## DIRECTIONS FOR THIS TASK
Reproduce the records that follow in full, excluding any picture they contain.

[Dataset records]

────────────────

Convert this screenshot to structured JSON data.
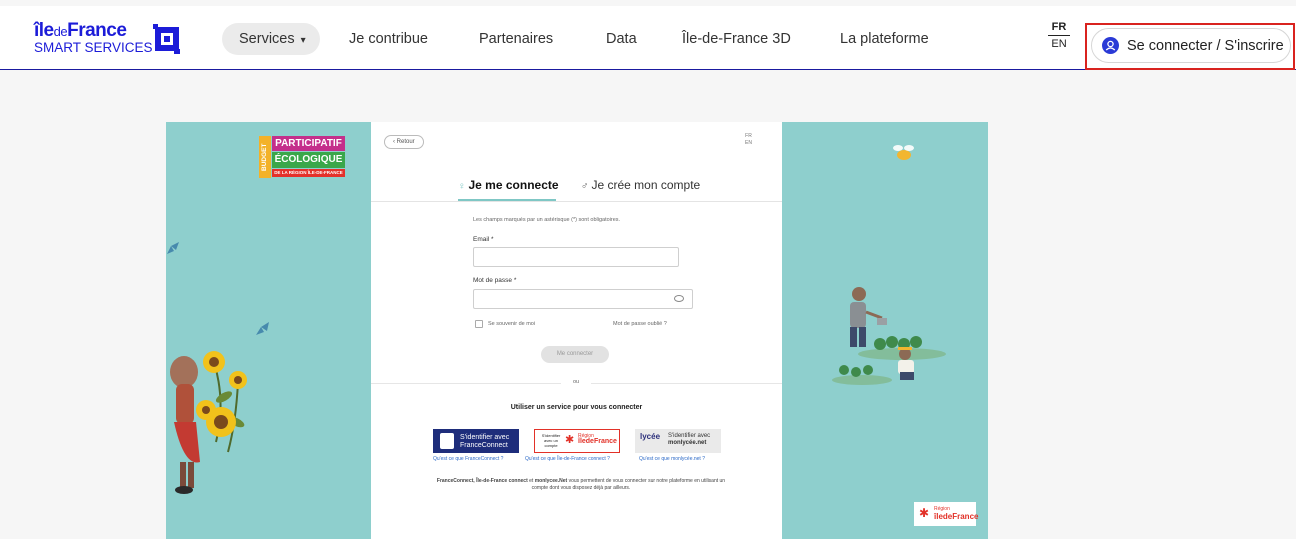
{
  "header": {
    "logo": {
      "line1_ile": "île",
      "line1_de": "de",
      "line1_france": "France",
      "line2": "SMART SERVICES"
    },
    "nav": [
      {
        "label": "Services",
        "active": true,
        "has_dropdown": true
      },
      {
        "label": "Je contribue"
      },
      {
        "label": "Partenaires"
      },
      {
        "label": "Data"
      },
      {
        "label": "Île-de-France 3D"
      },
      {
        "label": "La plateforme"
      }
    ],
    "dropdown_caret": "▾",
    "lang": {
      "current": "FR",
      "other": "EN"
    },
    "login_button": "Se connecter / S'inscrire",
    "login_icon": "user-circle-icon",
    "highlight_color": "#d9231f"
  },
  "embedded": {
    "budget_logo": {
      "vertical": "BUDGET",
      "line1": "PARTICIPATIF",
      "line2": "ÉCOLOGIQUE",
      "line3": "DE LA RÉGION ÎLE-DE-FRANCE"
    },
    "back_button": "‹ Retour",
    "lang": {
      "current": "FR",
      "other": "EN"
    },
    "tabs": {
      "login": "Je me connecte",
      "signup": "Je crée mon compte"
    },
    "required_note": "Les champs marqués par un astérisque (*) sont obligatoires.",
    "email_label": "Email *",
    "password_label": "Mot de passe *",
    "remember_me": "Se souvenir de moi",
    "forgot_password": "Mot de passe oublié ?",
    "submit": "Me connecter",
    "separator": "ou",
    "services_title": "Utiliser un service pour vous connecter",
    "franceconnect": {
      "line1": "S'identifier avec",
      "line2": "FranceConnect",
      "help": "Qu'est ce que FranceConnect ?"
    },
    "idf_connect": {
      "left": "S'identifier avec un compte",
      "region": "Région",
      "brand": "îledeFrance",
      "help": "Qu'est ce que Île-de-France connect ?"
    },
    "monlycee": {
      "logo": "lycée",
      "line1": "S'identifier avec",
      "line2": "monlycée.net",
      "help": "Qu'est ce que monlycée.net ?"
    },
    "footer_note_bold1": "FranceConnect, Île-de-France connect",
    "footer_note_mid": " et ",
    "footer_note_bold2": "monlycee.Net",
    "footer_note_rest": " vous permettent de vous connecter sur notre plateforme en utilisant un compte dont vous disposez déjà par ailleurs.",
    "region_badge": {
      "line1": "Région",
      "line2": "îledeFrance"
    },
    "colors": {
      "panel_teal": "#8ecfcd",
      "accent_red": "#e23128",
      "fc_blue": "#1e2d7b"
    }
  }
}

────────────────

## SOLUTION TO THE EXERCISE
Convert this screenshot to structured JSON data.
{
  "header": {
    "logo": {
      "line1_ile": "île",
      "line1_de": "de",
      "line1_france": "France",
      "line2": "SMART SERVICES"
    },
    "nav": [
      {
        "label": "Services",
        "active": true,
        "has_dropdown": true
      },
      {
        "label": "Je contribue"
      },
      {
        "label": "Partenaires"
      },
      {
        "label": "Data"
      },
      {
        "label": "Île-de-France 3D"
      },
      {
        "label": "La plateforme"
      }
    ],
    "dropdown_caret": "▾",
    "lang": {
      "current": "FR",
      "other": "EN"
    },
    "login_button": "Se connecter / S'inscrire",
    "login_icon": "user-circle-icon",
    "highlight_color": "#d9231f"
  },
  "embedded": {
    "budget_logo": {
      "vertical": "BUDGET",
      "line1": "PARTICIPATIF",
      "line2": "ÉCOLOGIQUE",
      "line3": "DE LA RÉGION ÎLE-DE-FRANCE"
    },
    "back_button": "‹ Retour",
    "lang": {
      "current": "FR",
      "other": "EN"
    },
    "tabs": {
      "login": "Je me connecte",
      "signup": "Je crée mon compte"
    },
    "required_note": "Les champs marqués par un astérisque (*) sont obligatoires.",
    "email_label": "Email *",
    "password_label": "Mot de passe *",
    "remember_me": "Se souvenir de moi",
    "forgot_password": "Mot de passe oublié ?",
    "submit": "Me connecter",
    "separator": "ou",
    "services_title": "Utiliser un service pour vous connecter",
    "franceconnect": {
      "line1": "S'identifier avec",
      "line2": "FranceConnect",
      "help": "Qu'est ce que FranceConnect ?"
    },
    "idf_connect": {
      "left": "S'identifier avec un compte",
      "region": "Région",
      "brand": "îledeFrance",
      "help": "Qu'est ce que Île-de-France connect ?"
    },
    "monlycee": {
      "logo": "lycée",
      "line1": "S'identifier avec",
      "line2": "monlycée.net",
      "help": "Qu'est ce que monlycée.net ?"
    },
    "footer_note_bold1": "FranceConnect, Île-de-France connect",
    "footer_note_mid": " et ",
    "footer_note_bold2": "monlycee.Net",
    "footer_note_rest": " vous permettent de vous connecter sur notre plateforme en utilisant un compte dont vous disposez déjà par ailleurs.",
    "region_badge": {
      "line1": "Région",
      "line2": "îledeFrance"
    },
    "colors": {
      "panel_teal": "#8ecfcd",
      "accent_red": "#e23128",
      "fc_blue": "#1e2d7b"
    }
  }
}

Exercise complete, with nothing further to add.